[BEGIN Data listing]

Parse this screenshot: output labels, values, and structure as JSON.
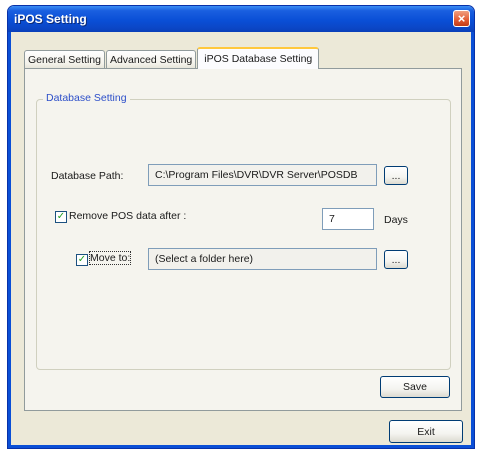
{
  "window": {
    "title": "iPOS Setting",
    "close_icon": "close-icon"
  },
  "tabs": [
    {
      "label": "General Setting",
      "active": false
    },
    {
      "label": "Advanced Setting",
      "active": false
    },
    {
      "label": "iPOS Database Setting",
      "active": true
    }
  ],
  "group": {
    "legend": "Database Setting"
  },
  "db_path": {
    "label": "Database Path:",
    "value": "C:\\Program Files\\DVR\\DVR Server\\POSDB",
    "browse_label": "..."
  },
  "remove": {
    "label": "Remove POS data after :",
    "checked": true,
    "value": "7",
    "unit": "Days"
  },
  "move_to": {
    "label": "Move to:",
    "checked": true,
    "value": "(Select a folder here)",
    "browse_label": "..."
  },
  "buttons": {
    "save": "Save",
    "exit": "Exit"
  },
  "colors": {
    "title_bar": "#0a4fd6",
    "legend": "#2d4fc9",
    "check": "#21a121"
  }
}
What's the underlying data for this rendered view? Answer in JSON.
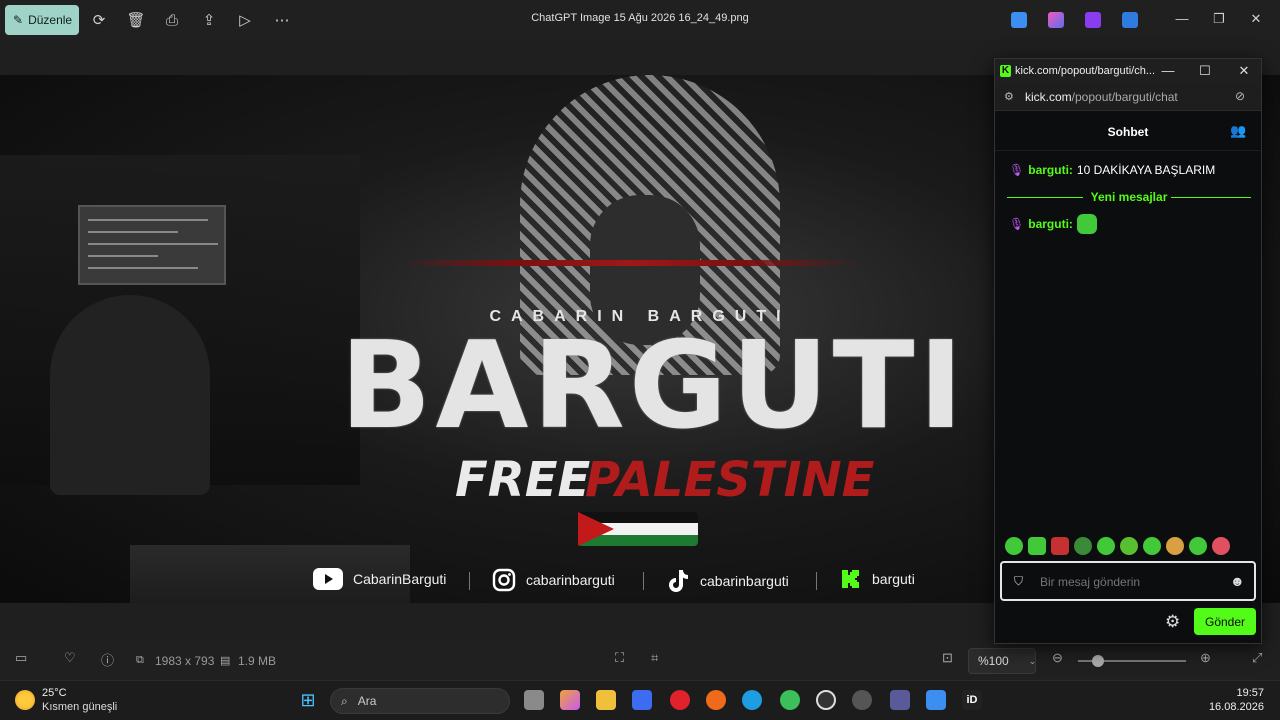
{
  "toolbar": {
    "edit_label": "Düzenle",
    "file_title": "ChatGPT Image 15 Ağu 2026 16_24_49.png"
  },
  "banner": {
    "subtitle": "CABARIN BARGUTI",
    "title": "BARGUTI",
    "free": "FREE",
    "palestine": "PALESTINE",
    "socials": [
      {
        "platform": "youtube",
        "handle": "CabarinBarguti"
      },
      {
        "platform": "instagram",
        "handle": "cabarinbarguti"
      },
      {
        "platform": "tiktok",
        "handle": "cabarinbarguti"
      },
      {
        "platform": "kick",
        "handle": "barguti"
      }
    ]
  },
  "status": {
    "dimensions": "1983 x 793",
    "size": "1.9 MB",
    "zoom": "%100"
  },
  "chat": {
    "window_title": "kick.com/popout/barguti/ch...",
    "url_host": "kick.com",
    "url_path": "/popout/barguti/chat",
    "header": "Sohbet",
    "messages": [
      {
        "user": "barguti",
        "text": "10 DAKİKAYA BAŞLARIM"
      },
      {
        "user": "barguti",
        "text": ""
      }
    ],
    "new_messages_label": "Yeni mesajlar",
    "input_placeholder": "Bir mesaj gönderin",
    "send_label": "Gönder"
  },
  "taskbar": {
    "temperature": "25°C",
    "weather": "Kısmen güneşli",
    "search_label": "Ara",
    "time": "19:57",
    "date": "16.08.2026"
  },
  "colors": {
    "kick_green": "#53fc18",
    "accent_edit": "#9fd3c7",
    "palestine_red": "#b01c1c"
  }
}
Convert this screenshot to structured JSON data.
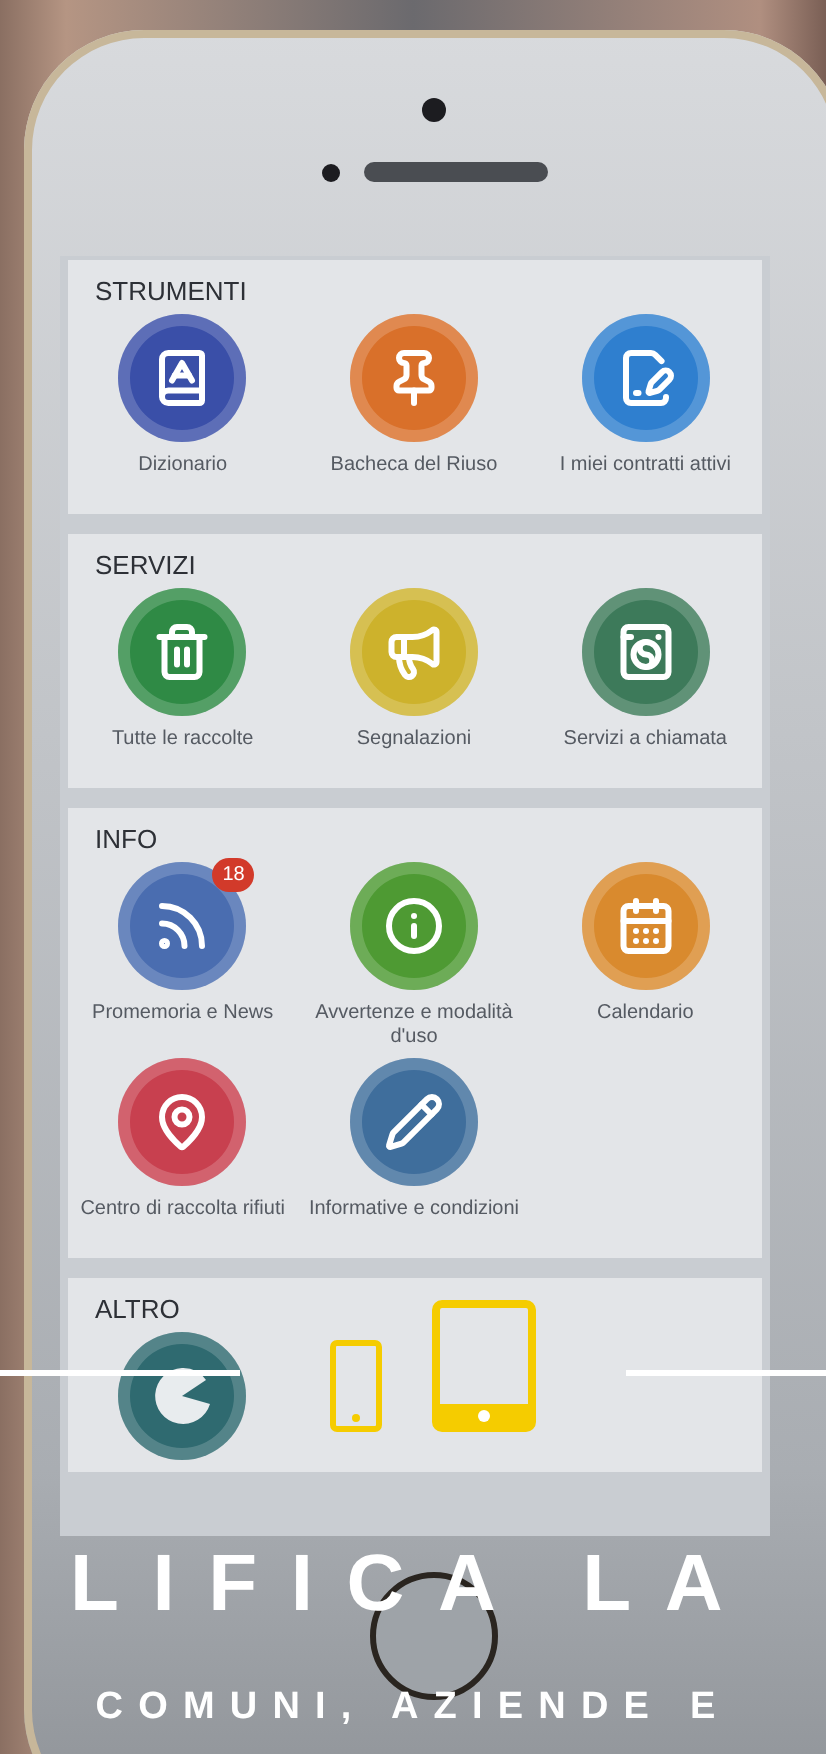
{
  "sections": [
    {
      "title": "STRUMENTI",
      "items": [
        {
          "label": "Dizionario",
          "color": "#3a4fa8"
        },
        {
          "label": "Bacheca del Riuso",
          "color": "#d9702a"
        },
        {
          "label": "I miei contratti attivi",
          "color": "#2f7fcf"
        }
      ]
    },
    {
      "title": "SERVIZI",
      "items": [
        {
          "label": "Tutte le raccolte",
          "color": "#2f8a45"
        },
        {
          "label": "Segnalazioni",
          "color": "#cdb22c"
        },
        {
          "label": "Servizi a chiamata",
          "color": "#3d7a5a"
        }
      ]
    },
    {
      "title": "INFO",
      "items": [
        {
          "label": "Promemoria e News",
          "color": "#4a6db0",
          "badge": "18"
        },
        {
          "label": "Avvertenze e modalità d'uso",
          "color": "#4e9a33"
        },
        {
          "label": "Calendario",
          "color": "#d98a2e"
        },
        {
          "label": "Centro di raccolta rifiuti",
          "color": "#c8404f"
        },
        {
          "label": "Informative e condizioni",
          "color": "#3f6e9c"
        }
      ]
    },
    {
      "title": "ALTRO",
      "items": [
        {
          "color": "#2f6a70"
        }
      ]
    }
  ],
  "hero": {
    "headline": "LIFICA LA",
    "subheadline": "COMUNI, AZIENDE E"
  }
}
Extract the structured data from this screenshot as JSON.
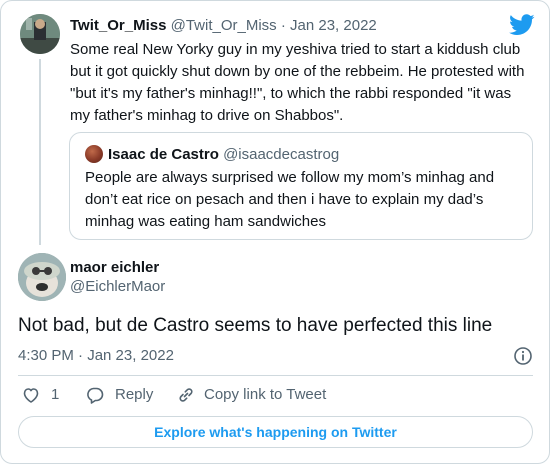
{
  "colors": {
    "accent": "#1d9bf0",
    "text": "#0f1419",
    "muted": "#536471",
    "border": "#cfd9de"
  },
  "parent": {
    "name": "Twit_Or_Miss",
    "handle": "@Twit_Or_Miss",
    "separator": "·",
    "date": "Jan 23, 2022",
    "text": "Some real New Yorky guy in my yeshiva tried to start a kiddush club but it got quickly shut down by one of the rebbeim. He protested with \"but it's my father's minhag!!\", to which the rabbi responded \"it was my father's minhag to drive on Shabbos\"."
  },
  "quote": {
    "name": "Isaac de Castro",
    "handle": "@isaacdecastrog",
    "text": "People are always surprised we follow my mom’s minhag and don’t eat rice on pesach and then i have to explain my dad’s minhag was eating ham sandwiches"
  },
  "tweet": {
    "name": "maor eichler",
    "handle": "@EichlerMaor",
    "text": "Not bad, but de Castro seems to have perfected this line",
    "time": "4:30 PM · Jan 23, 2022"
  },
  "actions": {
    "like_count": "1",
    "reply_label": "Reply",
    "copy_label": "Copy link to Tweet"
  },
  "explore_label": "Explore what's happening on Twitter",
  "icons": [
    "twitter-logo-icon",
    "heart-icon",
    "reply-icon",
    "link-icon",
    "info-icon"
  ]
}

[END Data listing]

▶ _What is asked_
Copy every line above word for word and exclude the pictures.

▶ _Full output_
Parse this screenshot: output labels, values, and structure as JSON.
{
  "window": {
    "title": "iPOS Setting",
    "close_icon": "close-icon"
  },
  "tabs": [
    {
      "label": "General Setting",
      "active": false
    },
    {
      "label": "Advanced Setting",
      "active": false
    },
    {
      "label": "iPOS Database Setting",
      "active": true
    }
  ],
  "group": {
    "legend": "Database Setting"
  },
  "db_path": {
    "label": "Database Path:",
    "value": "C:\\Program Files\\DVR\\DVR Server\\POSDB",
    "browse_label": "..."
  },
  "remove": {
    "label": "Remove POS data after :",
    "checked": true,
    "value": "7",
    "unit": "Days"
  },
  "move_to": {
    "label": "Move to:",
    "checked": true,
    "value": "(Select a folder here)",
    "browse_label": "..."
  },
  "buttons": {
    "save": "Save",
    "exit": "Exit"
  },
  "colors": {
    "title_bar": "#0a4fd6",
    "legend": "#2d4fc9",
    "check": "#21a121"
  }
}
What's the underlying data for this rendered view? Answer in JSON.
{
  "toolbar": {
    "edit_label": "Düzenle",
    "file_title": "ChatGPT Image 15 Ağu 2026 16_24_49.png"
  },
  "banner": {
    "subtitle": "CABARIN BARGUTI",
    "title": "BARGUTI",
    "free": "FREE",
    "palestine": "PALESTINE",
    "socials": [
      {
        "platform": "youtube",
        "handle": "CabarinBarguti"
      },
      {
        "platform": "instagram",
        "handle": "cabarinbarguti"
      },
      {
        "platform": "tiktok",
        "handle": "cabarinbarguti"
      },
      {
        "platform": "kick",
        "handle": "barguti"
      }
    ]
  },
  "status": {
    "dimensions": "1983 x 793",
    "size": "1.9 MB",
    "zoom": "%100"
  },
  "chat": {
    "window_title": "kick.com/popout/barguti/ch...",
    "url_host": "kick.com",
    "url_path": "/popout/barguti/chat",
    "header": "Sohbet",
    "messages": [
      {
        "user": "barguti",
        "text": "10 DAKİKAYA BAŞLARIM"
      },
      {
        "user": "barguti",
        "text": ""
      }
    ],
    "new_messages_label": "Yeni mesajlar",
    "input_placeholder": "Bir mesaj gönderin",
    "send_label": "Gönder"
  },
  "taskbar": {
    "temperature": "25°C",
    "weather": "Kısmen güneşli",
    "search_label": "Ara",
    "time": "19:57",
    "date": "16.08.2026"
  },
  "colors": {
    "kick_green": "#53fc18",
    "accent_edit": "#9fd3c7",
    "palestine_red": "#b01c1c"
  }
}
Convert this screenshot to structured JSON data.
{
  "sections": [
    {
      "title": "STRUMENTI",
      "items": [
        {
          "label": "Dizionario",
          "color": "#3a4fa8"
        },
        {
          "label": "Bacheca del Riuso",
          "color": "#d9702a"
        },
        {
          "label": "I miei contratti attivi",
          "color": "#2f7fcf"
        }
      ]
    },
    {
      "title": "SERVIZI",
      "items": [
        {
          "label": "Tutte le raccolte",
          "color": "#2f8a45"
        },
        {
          "label": "Segnalazioni",
          "color": "#cdb22c"
        },
        {
          "label": "Servizi a chiamata",
          "color": "#3d7a5a"
        }
      ]
    },
    {
      "title": "INFO",
      "items": [
        {
          "label": "Promemoria e News",
          "color": "#4a6db0",
          "badge": "18"
        },
        {
          "label": "Avvertenze e modalità d'uso",
          "color": "#4e9a33"
        },
        {
          "label": "Calendario",
          "color": "#d98a2e"
        },
        {
          "label": "Centro di raccolta rifiuti",
          "color": "#c8404f"
        },
        {
          "label": "Informative e condizioni",
          "color": "#3f6e9c"
        }
      ]
    },
    {
      "title": "ALTRO",
      "items": [
        {
          "color": "#2f6a70"
        }
      ]
    }
  ],
  "hero": {
    "headline": "LIFICA LA",
    "subheadline": "COMUNI, AZIENDE E"
  }
}
Extract the structured data from this screenshot as JSON.
{
  "colors": {
    "accent": "#1d9bf0",
    "text": "#0f1419",
    "muted": "#536471",
    "border": "#cfd9de"
  },
  "parent": {
    "name": "Twit_Or_Miss",
    "handle": "@Twit_Or_Miss",
    "separator": "·",
    "date": "Jan 23, 2022",
    "text": "Some real New Yorky guy in my yeshiva tried to start a kiddush club but it got quickly shut down by one of the rebbeim. He protested with \"but it's my father's minhag!!\", to which the rabbi responded \"it was my father's minhag to drive on Shabbos\"."
  },
  "quote": {
    "name": "Isaac de Castro",
    "handle": "@isaacdecastrog",
    "text": "People are always surprised we follow my mom’s minhag and don’t eat rice on pesach and then i have to explain my dad’s minhag was eating ham sandwiches"
  },
  "tweet": {
    "name": "maor eichler",
    "handle": "@EichlerMaor",
    "text": "Not bad, but de Castro seems to have perfected this line",
    "time": "4:30 PM · Jan 23, 2022"
  },
  "actions": {
    "like_count": "1",
    "reply_label": "Reply",
    "copy_label": "Copy link to Tweet"
  },
  "explore_label": "Explore what's happening on Twitter",
  "icons": [
    "twitter-logo-icon",
    "heart-icon",
    "reply-icon",
    "link-icon",
    "info-icon"
  ]
}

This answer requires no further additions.